(Extracted data entries)
*-*-*
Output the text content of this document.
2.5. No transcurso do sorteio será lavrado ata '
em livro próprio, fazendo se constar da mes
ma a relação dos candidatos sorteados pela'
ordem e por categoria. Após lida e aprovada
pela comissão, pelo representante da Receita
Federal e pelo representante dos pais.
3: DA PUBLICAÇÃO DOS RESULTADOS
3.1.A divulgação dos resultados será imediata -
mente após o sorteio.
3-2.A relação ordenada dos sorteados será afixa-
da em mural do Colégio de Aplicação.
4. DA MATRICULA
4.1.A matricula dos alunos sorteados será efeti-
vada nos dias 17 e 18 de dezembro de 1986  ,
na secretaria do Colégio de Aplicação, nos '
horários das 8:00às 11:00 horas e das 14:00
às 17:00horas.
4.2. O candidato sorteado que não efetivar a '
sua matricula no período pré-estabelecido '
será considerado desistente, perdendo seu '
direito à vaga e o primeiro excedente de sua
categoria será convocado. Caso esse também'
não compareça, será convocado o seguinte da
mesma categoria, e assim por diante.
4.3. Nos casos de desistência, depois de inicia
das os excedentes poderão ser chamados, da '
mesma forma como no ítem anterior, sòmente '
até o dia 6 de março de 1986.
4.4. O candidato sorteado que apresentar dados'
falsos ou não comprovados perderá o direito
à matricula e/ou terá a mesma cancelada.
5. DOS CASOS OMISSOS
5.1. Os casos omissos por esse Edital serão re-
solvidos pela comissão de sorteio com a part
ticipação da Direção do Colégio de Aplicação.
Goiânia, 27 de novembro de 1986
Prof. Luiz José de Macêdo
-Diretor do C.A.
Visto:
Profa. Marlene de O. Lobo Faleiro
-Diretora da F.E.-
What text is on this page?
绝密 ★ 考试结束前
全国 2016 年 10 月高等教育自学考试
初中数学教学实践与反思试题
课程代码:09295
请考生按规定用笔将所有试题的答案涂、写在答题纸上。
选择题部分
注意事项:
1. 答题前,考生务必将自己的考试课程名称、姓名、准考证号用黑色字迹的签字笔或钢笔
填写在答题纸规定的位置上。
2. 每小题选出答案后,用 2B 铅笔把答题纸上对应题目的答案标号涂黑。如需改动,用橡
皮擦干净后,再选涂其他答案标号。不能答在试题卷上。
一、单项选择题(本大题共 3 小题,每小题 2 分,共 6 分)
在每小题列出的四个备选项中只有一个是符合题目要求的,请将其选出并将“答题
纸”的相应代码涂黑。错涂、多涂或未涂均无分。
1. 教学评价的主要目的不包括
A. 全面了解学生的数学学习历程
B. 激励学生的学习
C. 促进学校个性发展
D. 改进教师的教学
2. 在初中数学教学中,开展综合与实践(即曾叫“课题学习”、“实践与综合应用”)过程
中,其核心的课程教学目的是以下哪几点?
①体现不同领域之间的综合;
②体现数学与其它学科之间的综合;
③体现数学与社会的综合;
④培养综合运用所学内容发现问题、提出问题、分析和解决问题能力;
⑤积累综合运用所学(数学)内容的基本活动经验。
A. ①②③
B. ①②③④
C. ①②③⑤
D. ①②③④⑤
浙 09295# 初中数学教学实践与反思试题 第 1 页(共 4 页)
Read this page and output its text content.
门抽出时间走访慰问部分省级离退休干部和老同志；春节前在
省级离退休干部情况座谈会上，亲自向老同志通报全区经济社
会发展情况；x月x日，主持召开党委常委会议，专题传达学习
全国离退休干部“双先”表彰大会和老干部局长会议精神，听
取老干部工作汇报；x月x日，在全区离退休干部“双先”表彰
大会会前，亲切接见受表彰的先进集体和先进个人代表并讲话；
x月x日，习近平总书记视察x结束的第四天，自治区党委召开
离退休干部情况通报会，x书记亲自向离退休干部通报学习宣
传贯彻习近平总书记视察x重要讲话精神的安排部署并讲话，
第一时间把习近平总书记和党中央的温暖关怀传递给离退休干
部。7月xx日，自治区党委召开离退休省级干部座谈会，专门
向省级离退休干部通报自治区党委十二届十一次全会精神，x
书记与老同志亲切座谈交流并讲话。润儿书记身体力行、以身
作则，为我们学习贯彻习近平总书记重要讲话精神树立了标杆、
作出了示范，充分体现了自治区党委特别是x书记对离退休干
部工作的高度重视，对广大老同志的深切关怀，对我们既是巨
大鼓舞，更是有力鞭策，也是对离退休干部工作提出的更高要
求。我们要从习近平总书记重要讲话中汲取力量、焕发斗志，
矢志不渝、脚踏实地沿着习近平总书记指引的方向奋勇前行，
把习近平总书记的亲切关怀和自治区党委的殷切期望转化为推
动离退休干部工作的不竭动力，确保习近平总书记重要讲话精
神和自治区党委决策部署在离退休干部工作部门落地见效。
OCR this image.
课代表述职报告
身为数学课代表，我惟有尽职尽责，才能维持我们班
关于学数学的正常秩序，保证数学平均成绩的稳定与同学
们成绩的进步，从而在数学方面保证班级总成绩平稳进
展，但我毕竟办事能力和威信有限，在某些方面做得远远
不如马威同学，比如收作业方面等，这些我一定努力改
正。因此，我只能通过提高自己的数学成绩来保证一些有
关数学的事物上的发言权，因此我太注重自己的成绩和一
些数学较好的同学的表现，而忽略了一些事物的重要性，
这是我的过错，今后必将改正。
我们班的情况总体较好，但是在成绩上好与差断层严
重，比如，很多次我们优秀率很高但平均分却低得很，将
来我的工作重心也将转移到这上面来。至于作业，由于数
*-*-*
## Problem
Write the data back out verbatim.

## Exercise response
Output the text content of this document.
2.5. No transcurso do sorteio será lavrado ata '
em livro próprio, fazendo se constar da mes
ma a relação dos candidatos sorteados pela'
ordem e por categoria. Após lida e aprovada
pela comissão, pelo representante da Receita
Federal e pelo representante dos pais.
3: DA PUBLICAÇÃO DOS RESULTADOS
3.1.A divulgação dos resultados será imediata -
mente após o sorteio.
3-2.A relação ordenada dos sorteados será afixa-
da em mural do Colégio de Aplicação.
4. DA MATRICULA
4.1.A matricula dos alunos sorteados será efeti-
vada nos dias 17 e 18 de dezembro de 1986  ,
na secretaria do Colégio de Aplicação, nos '
horários das 8:00às 11:00 horas e das 14:00
às 17:00horas.
4.2. O candidato sorteado que não efetivar a '
sua matricula no período pré-estabelecido '
será considerado desistente, perdendo seu '
direito à vaga e o primeiro excedente de sua
categoria será convocado. Caso esse também'
não compareça, será convocado o seguinte da
mesma categoria, e assim por diante.
4.3. Nos casos de desistência, depois de inicia
das os excedentes poderão ser chamados, da '
mesma forma como no ítem anterior, sòmente '
até o dia 6 de março de 1986.
4.4. O candidato sorteado que apresentar dados'
falsos ou não comprovados perderá o direito
à matricula e/ou terá a mesma cancelada.
5. DOS CASOS OMISSOS
5.1. Os casos omissos por esse Edital serão re-
solvidos pela comissão de sorteio com a part
ticipação da Direção do Colégio de Aplicação.
Goiânia, 27 de novembro de 1986
Prof. Luiz José de Macêdo
-Diretor do C.A.
Visto:
Profa. Marlene de O. Lobo Faleiro
-Diretora da F.E.-
What text is on this page?
绝密 ★ 考试结束前
全国 2016 年 10 月高等教育自学考试
初中数学教学实践与反思试题
课程代码:09295
请考生按规定用笔将所有试题的答案涂、写在答题纸上。
选择题部分
注意事项:
1. 答题前,考生务必将自己的考试课程名称、姓名、准考证号用黑色字迹的签字笔或钢笔
填写在答题纸规定的位置上。
2. 每小题选出答案后,用 2B 铅笔把答题纸上对应题目的答案标号涂黑。如需改动,用橡
皮擦干净后,再选涂其他答案标号。不能答在试题卷上。
一、单项选择题(本大题共 3 小题,每小题 2 分,共 6 分)
在每小题列出的四个备选项中只有一个是符合题目要求的,请将其选出并将“答题
纸”的相应代码涂黑。错涂、多涂或未涂均无分。
1. 教学评价的主要目的不包括
A. 全面了解学生的数学学习历程
B. 激励学生的学习
C. 促进学校个性发展
D. 改进教师的教学
2. 在初中数学教学中,开展综合与实践(即曾叫“课题学习”、“实践与综合应用”)过程
中,其核心的课程教学目的是以下哪几点?
①体现不同领域之间的综合;
②体现数学与其它学科之间的综合;
③体现数学与社会的综合;
④培养综合运用所学内容发现问题、提出问题、分析和解决问题能力;
⑤积累综合运用所学(数学)内容的基本活动经验。
A. ①②③
B. ①②③④
C. ①②③⑤
D. ①②③④⑤
浙 09295# 初中数学教学实践与反思试题 第 1 页(共 4 页)
Read this page and output its text content.
门抽出时间走访慰问部分省级离退休干部和老同志；春节前在
省级离退休干部情况座谈会上，亲自向老同志通报全区经济社
会发展情况；x月x日，主持召开党委常委会议，专题传达学习
全国离退休干部“双先”表彰大会和老干部局长会议精神，听
取老干部工作汇报；x月x日，在全区离退休干部“双先”表彰
大会会前，亲切接见受表彰的先进集体和先进个人代表并讲话；
x月x日，习近平总书记视察x结束的第四天，自治区党委召开
离退休干部情况通报会，x书记亲自向离退休干部通报学习宣
传贯彻习近平总书记视察x重要讲话精神的安排部署并讲话，
第一时间把习近平总书记和党中央的温暖关怀传递给离退休干
部。7月xx日，自治区党委召开离退休省级干部座谈会，专门
向省级离退休干部通报自治区党委十二届十一次全会精神，x
书记与老同志亲切座谈交流并讲话。润儿书记身体力行、以身
作则，为我们学习贯彻习近平总书记重要讲话精神树立了标杆、
作出了示范，充分体现了自治区党委特别是x书记对离退休干
部工作的高度重视，对广大老同志的深切关怀，对我们既是巨
大鼓舞，更是有力鞭策，也是对离退休干部工作提出的更高要
求。我们要从习近平总书记重要讲话中汲取力量、焕发斗志，
矢志不渝、脚踏实地沿着习近平总书记指引的方向奋勇前行，
把习近平总书记的亲切关怀和自治区党委的殷切期望转化为推
动离退休干部工作的不竭动力，确保习近平总书记重要讲话精
神和自治区党委决策部署在离退休干部工作部门落地见效。
OCR this image.
课代表述职报告
身为数学课代表，我惟有尽职尽责，才能维持我们班
关于学数学的正常秩序，保证数学平均成绩的稳定与同学
们成绩的进步，从而在数学方面保证班级总成绩平稳进
展，但我毕竟办事能力和威信有限，在某些方面做得远远
不如马威同学，比如收作业方面等，这些我一定努力改
正。因此，我只能通过提高自己的数学成绩来保证一些有
关数学的事物上的发言权，因此我太注重自己的成绩和一
些数学较好的同学的表现，而忽略了一些事物的重要性，
这是我的过错，今后必将改正。
我们班的情况总体较好，但是在成绩上好与差断层严
重，比如，很多次我们优秀率很高但平均分却低得很，将
来我的工作重心也将转移到这上面来。至于作业，由于数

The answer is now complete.